Available data:

[Start]

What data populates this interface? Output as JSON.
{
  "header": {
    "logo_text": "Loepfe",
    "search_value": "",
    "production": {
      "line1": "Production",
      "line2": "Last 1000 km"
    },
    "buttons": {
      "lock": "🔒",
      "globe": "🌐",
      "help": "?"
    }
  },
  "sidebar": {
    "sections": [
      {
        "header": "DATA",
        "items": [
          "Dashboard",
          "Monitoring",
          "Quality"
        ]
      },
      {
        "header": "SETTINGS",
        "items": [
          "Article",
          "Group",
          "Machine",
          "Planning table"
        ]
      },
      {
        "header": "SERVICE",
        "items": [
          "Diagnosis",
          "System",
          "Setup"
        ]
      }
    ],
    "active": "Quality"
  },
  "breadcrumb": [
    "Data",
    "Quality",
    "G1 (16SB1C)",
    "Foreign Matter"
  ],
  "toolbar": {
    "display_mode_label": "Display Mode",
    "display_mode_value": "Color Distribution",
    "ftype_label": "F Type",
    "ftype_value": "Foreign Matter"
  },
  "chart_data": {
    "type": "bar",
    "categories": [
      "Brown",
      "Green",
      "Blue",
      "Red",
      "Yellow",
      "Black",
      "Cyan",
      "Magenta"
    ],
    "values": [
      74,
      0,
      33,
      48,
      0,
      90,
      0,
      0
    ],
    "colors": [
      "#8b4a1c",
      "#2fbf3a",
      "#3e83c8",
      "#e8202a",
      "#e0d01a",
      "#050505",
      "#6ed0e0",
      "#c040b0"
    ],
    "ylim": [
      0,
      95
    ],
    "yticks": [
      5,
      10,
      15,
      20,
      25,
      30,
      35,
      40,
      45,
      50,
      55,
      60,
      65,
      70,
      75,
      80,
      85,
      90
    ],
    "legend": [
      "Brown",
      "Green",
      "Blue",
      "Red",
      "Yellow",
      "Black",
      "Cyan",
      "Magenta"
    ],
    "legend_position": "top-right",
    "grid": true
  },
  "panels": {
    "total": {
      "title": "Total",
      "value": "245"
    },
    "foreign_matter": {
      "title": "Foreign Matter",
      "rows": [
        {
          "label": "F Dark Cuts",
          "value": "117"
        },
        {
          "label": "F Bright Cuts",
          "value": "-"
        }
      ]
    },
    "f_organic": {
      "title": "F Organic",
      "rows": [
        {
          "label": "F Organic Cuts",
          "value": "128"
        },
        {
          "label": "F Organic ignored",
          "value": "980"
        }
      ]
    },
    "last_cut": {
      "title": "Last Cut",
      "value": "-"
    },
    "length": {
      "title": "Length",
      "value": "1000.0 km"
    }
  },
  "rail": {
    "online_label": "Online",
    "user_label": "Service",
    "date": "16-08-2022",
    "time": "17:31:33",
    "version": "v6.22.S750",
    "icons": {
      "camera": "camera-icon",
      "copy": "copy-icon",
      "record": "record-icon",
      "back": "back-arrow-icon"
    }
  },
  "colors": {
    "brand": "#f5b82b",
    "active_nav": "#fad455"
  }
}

[End]

Exercise objective:
Which lines contain the word "header"? Copy each of them.

Reply:
  "header": {
        "header": "DATA",
        "header": "SETTINGS",
        "header": "SERVICE",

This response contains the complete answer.